(DIRECTIONS FOR THIS TASK):
Write out all the data again, exactly as it stands.

......

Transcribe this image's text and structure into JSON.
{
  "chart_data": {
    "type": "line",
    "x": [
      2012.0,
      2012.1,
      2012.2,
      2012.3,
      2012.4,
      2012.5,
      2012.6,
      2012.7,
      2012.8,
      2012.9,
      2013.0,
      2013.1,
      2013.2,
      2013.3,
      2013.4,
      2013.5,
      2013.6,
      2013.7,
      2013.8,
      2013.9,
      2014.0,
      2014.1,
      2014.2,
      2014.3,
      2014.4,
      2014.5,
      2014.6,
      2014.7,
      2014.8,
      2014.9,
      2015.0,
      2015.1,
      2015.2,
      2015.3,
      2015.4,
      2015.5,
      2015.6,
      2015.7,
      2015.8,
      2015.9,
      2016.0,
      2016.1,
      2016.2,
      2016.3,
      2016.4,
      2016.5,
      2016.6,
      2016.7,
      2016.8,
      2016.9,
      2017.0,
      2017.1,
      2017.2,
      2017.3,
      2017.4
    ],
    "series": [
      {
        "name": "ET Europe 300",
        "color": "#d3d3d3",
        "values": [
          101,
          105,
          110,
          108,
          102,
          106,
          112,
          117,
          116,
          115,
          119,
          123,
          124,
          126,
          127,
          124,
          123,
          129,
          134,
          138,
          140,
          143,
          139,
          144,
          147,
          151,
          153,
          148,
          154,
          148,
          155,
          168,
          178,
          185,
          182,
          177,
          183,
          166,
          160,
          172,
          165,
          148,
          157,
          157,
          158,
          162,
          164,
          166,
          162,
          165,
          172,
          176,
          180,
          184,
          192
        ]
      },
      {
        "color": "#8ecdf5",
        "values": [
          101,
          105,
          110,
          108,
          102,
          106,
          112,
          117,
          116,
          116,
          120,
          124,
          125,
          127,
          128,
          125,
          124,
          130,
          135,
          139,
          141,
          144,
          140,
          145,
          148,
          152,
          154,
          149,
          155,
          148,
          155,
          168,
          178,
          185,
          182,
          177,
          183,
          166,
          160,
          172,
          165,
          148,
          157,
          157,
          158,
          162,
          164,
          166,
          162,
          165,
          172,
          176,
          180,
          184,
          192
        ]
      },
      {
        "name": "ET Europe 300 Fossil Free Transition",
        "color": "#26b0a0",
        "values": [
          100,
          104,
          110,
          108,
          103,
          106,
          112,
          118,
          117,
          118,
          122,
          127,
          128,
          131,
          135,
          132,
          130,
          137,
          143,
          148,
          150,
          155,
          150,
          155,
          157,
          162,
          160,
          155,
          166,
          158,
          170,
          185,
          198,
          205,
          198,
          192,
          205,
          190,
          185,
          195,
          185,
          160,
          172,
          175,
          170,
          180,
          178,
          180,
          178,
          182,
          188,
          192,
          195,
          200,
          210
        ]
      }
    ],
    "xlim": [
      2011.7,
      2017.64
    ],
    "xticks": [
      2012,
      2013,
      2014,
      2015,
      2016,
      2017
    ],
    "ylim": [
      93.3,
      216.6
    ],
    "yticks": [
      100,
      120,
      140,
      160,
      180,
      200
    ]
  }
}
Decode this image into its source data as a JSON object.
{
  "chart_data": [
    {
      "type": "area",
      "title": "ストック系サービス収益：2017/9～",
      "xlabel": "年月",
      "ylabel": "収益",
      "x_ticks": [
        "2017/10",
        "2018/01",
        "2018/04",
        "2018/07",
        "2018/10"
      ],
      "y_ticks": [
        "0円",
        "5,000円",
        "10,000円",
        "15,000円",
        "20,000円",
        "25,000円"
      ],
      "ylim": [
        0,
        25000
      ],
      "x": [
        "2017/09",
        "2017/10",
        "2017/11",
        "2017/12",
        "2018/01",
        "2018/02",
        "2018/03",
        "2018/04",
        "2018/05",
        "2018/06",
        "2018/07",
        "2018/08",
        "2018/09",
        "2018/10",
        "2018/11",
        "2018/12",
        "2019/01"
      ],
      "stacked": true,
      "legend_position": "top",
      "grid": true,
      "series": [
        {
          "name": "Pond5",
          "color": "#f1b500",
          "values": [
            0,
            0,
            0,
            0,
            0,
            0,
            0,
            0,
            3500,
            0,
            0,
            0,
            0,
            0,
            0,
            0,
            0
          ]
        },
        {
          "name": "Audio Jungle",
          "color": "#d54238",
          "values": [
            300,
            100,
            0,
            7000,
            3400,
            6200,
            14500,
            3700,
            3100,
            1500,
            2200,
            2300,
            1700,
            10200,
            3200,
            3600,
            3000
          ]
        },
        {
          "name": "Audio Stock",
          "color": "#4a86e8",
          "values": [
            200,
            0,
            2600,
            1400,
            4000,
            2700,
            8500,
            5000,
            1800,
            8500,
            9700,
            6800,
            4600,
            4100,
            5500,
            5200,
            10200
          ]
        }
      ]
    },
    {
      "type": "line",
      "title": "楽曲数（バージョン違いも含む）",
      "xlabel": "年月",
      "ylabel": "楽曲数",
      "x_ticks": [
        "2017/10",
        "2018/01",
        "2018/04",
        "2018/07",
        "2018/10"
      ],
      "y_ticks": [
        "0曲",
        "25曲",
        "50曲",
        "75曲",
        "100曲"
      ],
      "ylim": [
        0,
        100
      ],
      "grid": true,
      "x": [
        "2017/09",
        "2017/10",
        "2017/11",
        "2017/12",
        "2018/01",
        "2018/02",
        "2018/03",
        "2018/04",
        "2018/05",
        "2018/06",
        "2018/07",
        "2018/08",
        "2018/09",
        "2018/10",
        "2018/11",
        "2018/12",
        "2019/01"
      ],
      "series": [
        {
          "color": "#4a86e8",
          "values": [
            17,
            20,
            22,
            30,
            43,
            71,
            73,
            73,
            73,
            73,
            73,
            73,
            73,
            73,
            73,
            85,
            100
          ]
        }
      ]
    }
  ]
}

......

(TASK RESPONSE):
Transcribe this image's text and structure into JSON.
{
  "chart_data": {
    "type": "line",
    "x": [
      2012.0,
      2012.1,
      2012.2,
      2012.3,
      2012.4,
      2012.5,
      2012.6,
      2012.7,
      2012.8,
      2012.9,
      2013.0,
      2013.1,
      2013.2,
      2013.3,
      2013.4,
      2013.5,
      2013.6,
      2013.7,
      2013.8,
      2013.9,
      2014.0,
      2014.1,
      2014.2,
      2014.3,
      2014.4,
      2014.5,
      2014.6,
      2014.7,
      2014.8,
      2014.9,
      2015.0,
      2015.1,
      2015.2,
      2015.3,
      2015.4,
      2015.5,
      2015.6,
      2015.7,
      2015.8,
      2015.9,
      2016.0,
      2016.1,
      2016.2,
      2016.3,
      2016.4,
      2016.5,
      2016.6,
      2016.7,
      2016.8,
      2016.9,
      2017.0,
      2017.1,
      2017.2,
      2017.3,
      2017.4
    ],
    "series": [
      {
        "name": "ET Europe 300",
        "color": "#d3d3d3",
        "values": [
          101,
          105,
          110,
          108,
          102,
          106,
          112,
          117,
          116,
          115,
          119,
          123,
          124,
          126,
          127,
          124,
          123,
          129,
          134,
          138,
          140,
          143,
          139,
          144,
          147,
          151,
          153,
          148,
          154,
          148,
          155,
          168,
          178,
          185,
          182,
          177,
          183,
          166,
          160,
          172,
          165,
          148,
          157,
          157,
          158,
          162,
          164,
          166,
          162,
          165,
          172,
          176,
          180,
          184,
          192
        ]
      },
      {
        "color": "#8ecdf5",
        "values": [
          101,
          105,
          110,
          108,
          102,
          106,
          112,
          117,
          116,
          116,
          120,
          124,
          125,
          127,
          128,
          125,
          124,
          130,
          135,
          139,
          141,
          144,
          140,
          145,
          148,
          152,
          154,
          149,
          155,
          148,
          155,
          168,
          178,
          185,
          182,
          177,
          183,
          166,
          160,
          172,
          165,
          148,
          157,
          157,
          158,
          162,
          164,
          166,
          162,
          165,
          172,
          176,
          180,
          184,
          192
        ]
      },
      {
        "name": "ET Europe 300 Fossil Free Transition",
        "color": "#26b0a0",
        "values": [
          100,
          104,
          110,
          108,
          103,
          106,
          112,
          118,
          117,
          118,
          122,
          127,
          128,
          131,
          135,
          132,
          130,
          137,
          143,
          148,
          150,
          155,
          150,
          155,
          157,
          162,
          160,
          155,
          166,
          158,
          170,
          185,
          198,
          205,
          198,
          192,
          205,
          190,
          185,
          195,
          185,
          160,
          172,
          175,
          170,
          180,
          178,
          180,
          178,
          182,
          188,
          192,
          195,
          200,
          210
        ]
      }
    ],
    "xlim": [
      2011.7,
      2017.64
    ],
    "xticks": [
      2012,
      2013,
      2014,
      2015,
      2016,
      2017
    ],
    "ylim": [
      93.3,
      216.6
    ],
    "yticks": [
      100,
      120,
      140,
      160,
      180,
      200
    ]
  }
}
Decode this image into its source data as a JSON object.
{
  "chart_data": [
    {
      "type": "area",
      "title": "ストック系サービス収益：2017/9～",
      "xlabel": "年月",
      "ylabel": "収益",
      "x_ticks": [
        "2017/10",
        "2018/01",
        "2018/04",
        "2018/07",
        "2018/10"
      ],
      "y_ticks": [
        "0円",
        "5,000円",
        "10,000円",
        "15,000円",
        "20,000円",
        "25,000円"
      ],
      "ylim": [
        0,
        25000
      ],
      "x": [
        "2017/09",
        "2017/10",
        "2017/11",
        "2017/12",
        "2018/01",
        "2018/02",
        "2018/03",
        "2018/04",
        "2018/05",
        "2018/06",
        "2018/07",
        "2018/08",
        "2018/09",
        "2018/10",
        "2018/11",
        "2018/12",
        "2019/01"
      ],
      "stacked": true,
      "legend_position": "top",
      "grid": true,
      "series": [
        {
          "name": "Pond5",
          "color": "#f1b500",
          "values": [
            0,
            0,
            0,
            0,
            0,
            0,
            0,
            0,
            3500,
            0,
            0,
            0,
            0,
            0,
            0,
            0,
            0
          ]
        },
        {
          "name": "Audio Jungle",
          "color": "#d54238",
          "values": [
            300,
            100,
            0,
            7000,
            3400,
            6200,
            14500,
            3700,
            3100,
            1500,
            2200,
            2300,
            1700,
            10200,
            3200,
            3600,
            3000
          ]
        },
        {
          "name": "Audio Stock",
          "color": "#4a86e8",
          "values": [
            200,
            0,
            2600,
            1400,
            4000,
            2700,
            8500,
            5000,
            1800,
            8500,
            9700,
            6800,
            4600,
            4100,
            5500,
            5200,
            10200
          ]
        }
      ]
    },
    {
      "type": "line",
      "title": "楽曲数（バージョン違いも含む）",
      "xlabel": "年月",
      "ylabel": "楽曲数",
      "x_ticks": [
        "2017/10",
        "2018/01",
        "2018/04",
        "2018/07",
        "2018/10"
      ],
      "y_ticks": [
        "0曲",
        "25曲",
        "50曲",
        "75曲",
        "100曲"
      ],
      "ylim": [
        0,
        100
      ],
      "grid": true,
      "x": [
        "2017/09",
        "2017/10",
        "2017/11",
        "2017/12",
        "2018/01",
        "2018/02",
        "2018/03",
        "2018/04",
        "2018/05",
        "2018/06",
        "2018/07",
        "2018/08",
        "2018/09",
        "2018/10",
        "2018/11",
        "2018/12",
        "2019/01"
      ],
      "series": [
        {
          "color": "#4a86e8",
          "values": [
            17,
            20,
            22,
            30,
            43,
            71,
            73,
            73,
            73,
            73,
            73,
            73,
            73,
            73,
            73,
            85,
            100
          ]
        }
      ]
    }
  ]
}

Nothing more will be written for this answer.